▶ Work to complete: Copy each line exactly.
# Start of Information provided
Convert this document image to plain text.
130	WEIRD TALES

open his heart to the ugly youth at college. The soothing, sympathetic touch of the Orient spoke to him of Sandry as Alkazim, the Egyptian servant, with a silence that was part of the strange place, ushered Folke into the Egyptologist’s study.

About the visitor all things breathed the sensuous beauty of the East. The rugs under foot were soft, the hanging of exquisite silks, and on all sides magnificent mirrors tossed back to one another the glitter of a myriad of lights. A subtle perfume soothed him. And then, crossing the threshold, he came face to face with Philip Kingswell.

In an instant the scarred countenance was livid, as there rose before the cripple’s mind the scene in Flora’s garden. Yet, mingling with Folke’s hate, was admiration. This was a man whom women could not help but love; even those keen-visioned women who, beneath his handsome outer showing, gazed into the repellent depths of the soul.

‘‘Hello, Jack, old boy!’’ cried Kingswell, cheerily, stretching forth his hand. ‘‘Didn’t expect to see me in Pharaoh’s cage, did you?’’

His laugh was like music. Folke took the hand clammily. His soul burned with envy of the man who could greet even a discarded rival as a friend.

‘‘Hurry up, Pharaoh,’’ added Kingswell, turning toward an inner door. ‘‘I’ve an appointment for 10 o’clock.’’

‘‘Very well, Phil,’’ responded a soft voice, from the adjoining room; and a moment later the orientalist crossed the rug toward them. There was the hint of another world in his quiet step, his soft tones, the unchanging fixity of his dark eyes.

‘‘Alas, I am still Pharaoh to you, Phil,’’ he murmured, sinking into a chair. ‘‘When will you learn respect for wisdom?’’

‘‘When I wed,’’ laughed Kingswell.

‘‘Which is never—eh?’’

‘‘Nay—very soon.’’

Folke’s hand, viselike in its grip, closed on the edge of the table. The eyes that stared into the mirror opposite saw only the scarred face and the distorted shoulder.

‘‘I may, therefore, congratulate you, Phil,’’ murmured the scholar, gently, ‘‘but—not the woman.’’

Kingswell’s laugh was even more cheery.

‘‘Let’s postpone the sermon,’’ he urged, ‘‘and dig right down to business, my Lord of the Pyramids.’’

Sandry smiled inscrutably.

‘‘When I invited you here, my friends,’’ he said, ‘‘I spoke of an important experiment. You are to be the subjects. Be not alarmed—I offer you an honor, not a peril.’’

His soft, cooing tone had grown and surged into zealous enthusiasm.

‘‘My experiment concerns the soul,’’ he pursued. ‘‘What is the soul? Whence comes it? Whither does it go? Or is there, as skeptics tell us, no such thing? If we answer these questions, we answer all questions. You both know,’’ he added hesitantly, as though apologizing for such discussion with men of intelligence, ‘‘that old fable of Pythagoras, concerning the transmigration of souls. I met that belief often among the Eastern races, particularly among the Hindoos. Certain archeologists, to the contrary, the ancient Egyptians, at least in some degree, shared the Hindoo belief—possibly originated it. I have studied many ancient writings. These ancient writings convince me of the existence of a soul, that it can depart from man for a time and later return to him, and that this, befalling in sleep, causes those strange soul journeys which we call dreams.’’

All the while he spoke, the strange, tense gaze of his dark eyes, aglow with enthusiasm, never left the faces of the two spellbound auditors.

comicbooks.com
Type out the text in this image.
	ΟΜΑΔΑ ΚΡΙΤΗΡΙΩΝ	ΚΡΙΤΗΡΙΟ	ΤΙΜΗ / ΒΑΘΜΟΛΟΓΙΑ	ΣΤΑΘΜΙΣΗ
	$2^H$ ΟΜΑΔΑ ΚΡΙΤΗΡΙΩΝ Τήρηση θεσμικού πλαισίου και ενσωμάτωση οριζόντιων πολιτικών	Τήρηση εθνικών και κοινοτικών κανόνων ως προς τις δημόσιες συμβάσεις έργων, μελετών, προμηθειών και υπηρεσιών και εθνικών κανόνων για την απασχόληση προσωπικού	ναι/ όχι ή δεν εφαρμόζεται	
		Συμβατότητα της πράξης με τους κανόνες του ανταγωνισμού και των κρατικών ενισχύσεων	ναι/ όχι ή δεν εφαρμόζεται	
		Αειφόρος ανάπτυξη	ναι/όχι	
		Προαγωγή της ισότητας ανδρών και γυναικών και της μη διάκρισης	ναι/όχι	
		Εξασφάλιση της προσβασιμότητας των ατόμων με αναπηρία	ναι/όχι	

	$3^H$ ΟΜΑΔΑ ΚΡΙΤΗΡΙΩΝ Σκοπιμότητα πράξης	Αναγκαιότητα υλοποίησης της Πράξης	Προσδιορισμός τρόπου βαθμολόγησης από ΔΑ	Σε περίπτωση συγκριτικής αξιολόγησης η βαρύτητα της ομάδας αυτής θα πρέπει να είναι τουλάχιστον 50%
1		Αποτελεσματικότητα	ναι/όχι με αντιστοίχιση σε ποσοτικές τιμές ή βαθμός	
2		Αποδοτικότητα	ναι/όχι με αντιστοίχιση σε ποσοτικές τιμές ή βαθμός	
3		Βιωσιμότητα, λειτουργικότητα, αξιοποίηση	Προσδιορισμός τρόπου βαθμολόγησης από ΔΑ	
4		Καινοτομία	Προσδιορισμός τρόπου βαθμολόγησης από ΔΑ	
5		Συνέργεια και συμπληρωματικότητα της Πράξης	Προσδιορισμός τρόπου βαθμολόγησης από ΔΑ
# End of Information provided
▶ Response for this exercise:
Convert this document image to plain text.
130	WEIRD TALES

open his heart to the ugly youth at college. The soothing, sympathetic touch of the Orient spoke to him of Sandry as Alkazim, the Egyptian servant, with a silence that was part of the strange place, ushered Folke into the Egyptologist’s study.

About the visitor all things breathed the sensuous beauty of the East. The rugs under foot were soft, the hanging of exquisite silks, and on all sides magnificent mirrors tossed back to one another the glitter of a myriad of lights. A subtle perfume soothed him. And then, crossing the threshold, he came face to face with Philip Kingswell.

In an instant the scarred countenance was livid, as there rose before the cripple’s mind the scene in Flora’s garden. Yet, mingling with Folke’s hate, was admiration. This was a man whom women could not help but love; even those keen-visioned women who, beneath his handsome outer showing, gazed into the repellent depths of the soul.

‘‘Hello, Jack, old boy!’’ cried Kingswell, cheerily, stretching forth his hand. ‘‘Didn’t expect to see me in Pharaoh’s cage, did you?’’

His laugh was like music. Folke took the hand clammily. His soul burned with envy of the man who could greet even a discarded rival as a friend.

‘‘Hurry up, Pharaoh,’’ added Kingswell, turning toward an inner door. ‘‘I’ve an appointment for 10 o’clock.’’

‘‘Very well, Phil,’’ responded a soft voice, from the adjoining room; and a moment later the orientalist crossed the rug toward them. There was the hint of another world in his quiet step, his soft tones, the unchanging fixity of his dark eyes.

‘‘Alas, I am still Pharaoh to you, Phil,’’ he murmured, sinking into a chair. ‘‘When will you learn respect for wisdom?’’

‘‘When I wed,’’ laughed Kingswell.

‘‘Which is never—eh?’’

‘‘Nay—very soon.’’

Folke’s hand, viselike in its grip, closed on the edge of the table. The eyes that stared into the mirror opposite saw only the scarred face and the distorted shoulder.

‘‘I may, therefore, congratulate you, Phil,’’ murmured the scholar, gently, ‘‘but—not the woman.’’

Kingswell’s laugh was even more cheery.

‘‘Let’s postpone the sermon,’’ he urged, ‘‘and dig right down to business, my Lord of the Pyramids.’’

Sandry smiled inscrutably.

‘‘When I invited you here, my friends,’’ he said, ‘‘I spoke of an important experiment. You are to be the subjects. Be not alarmed—I offer you an honor, not a peril.’’

His soft, cooing tone had grown and surged into zealous enthusiasm.

‘‘My experiment concerns the soul,’’ he pursued. ‘‘What is the soul? Whence comes it? Whither does it go? Or is there, as skeptics tell us, no such thing? If we answer these questions, we answer all questions. You both know,’’ he added hesitantly, as though apologizing for such discussion with men of intelligence, ‘‘that old fable of Pythagoras, concerning the transmigration of souls. I met that belief often among the Eastern races, particularly among the Hindoos. Certain archeologists, to the contrary, the ancient Egyptians, at least in some degree, shared the Hindoo belief—possibly originated it. I have studied many ancient writings. These ancient writings convince me of the existence of a soul, that it can depart from man for a time and later return to him, and that this, befalling in sleep, causes those strange soul journeys which we call dreams.’’

All the while he spoke, the strange, tense gaze of his dark eyes, aglow with enthusiasm, never left the faces of the two spellbound auditors.

comicbooks.com
Type out the text in this image.
	ΟΜΑΔΑ ΚΡΙΤΗΡΙΩΝ	ΚΡΙΤΗΡΙΟ	ΤΙΜΗ / ΒΑΘΜΟΛΟΓΙΑ	ΣΤΑΘΜΙΣΗ
	$2^H$ ΟΜΑΔΑ ΚΡΙΤΗΡΙΩΝ Τήρηση θεσμικού πλαισίου και ενσωμάτωση οριζόντιων πολιτικών	Τήρηση εθνικών και κοινοτικών κανόνων ως προς τις δημόσιες συμβάσεις έργων, μελετών, προμηθειών και υπηρεσιών και εθνικών κανόνων για την απασχόληση προσωπικού	ναι/ όχι ή δεν εφαρμόζεται	
		Συμβατότητα της πράξης με τους κανόνες του ανταγωνισμού και των κρατικών ενισχύσεων	ναι/ όχι ή δεν εφαρμόζεται	
		Αειφόρος ανάπτυξη	ναι/όχι	
		Προαγωγή της ισότητας ανδρών και γυναικών και της μη διάκρισης	ναι/όχι	
		Εξασφάλιση της προσβασιμότητας των ατόμων με αναπηρία	ναι/όχι	

	$3^H$ ΟΜΑΔΑ ΚΡΙΤΗΡΙΩΝ Σκοπιμότητα πράξης	Αναγκαιότητα υλοποίησης της Πράξης	Προσδιορισμός τρόπου βαθμολόγησης από ΔΑ	Σε περίπτωση συγκριτικής αξιολόγησης η βαρύτητα της ομάδας αυτής θα πρέπει να είναι τουλάχιστον 50%
1		Αποτελεσματικότητα	ναι/όχι με αντιστοίχιση σε ποσοτικές τιμές ή βαθμός	
2		Αποδοτικότητα	ναι/όχι με αντιστοίχιση σε ποσοτικές τιμές ή βαθμός	
3		Βιωσιμότητα, λειτουργικότητα, αξιοποίηση	Προσδιορισμός τρόπου βαθμολόγησης από ΔΑ	
4		Καινοτομία	Προσδιορισμός τρόπου βαθμολόγησης από ΔΑ	
5		Συνέργεια και συμπληρωματικότητα της Πράξης	Προσδιορισμός τρόπου βαθμολόγησης από ΔΑ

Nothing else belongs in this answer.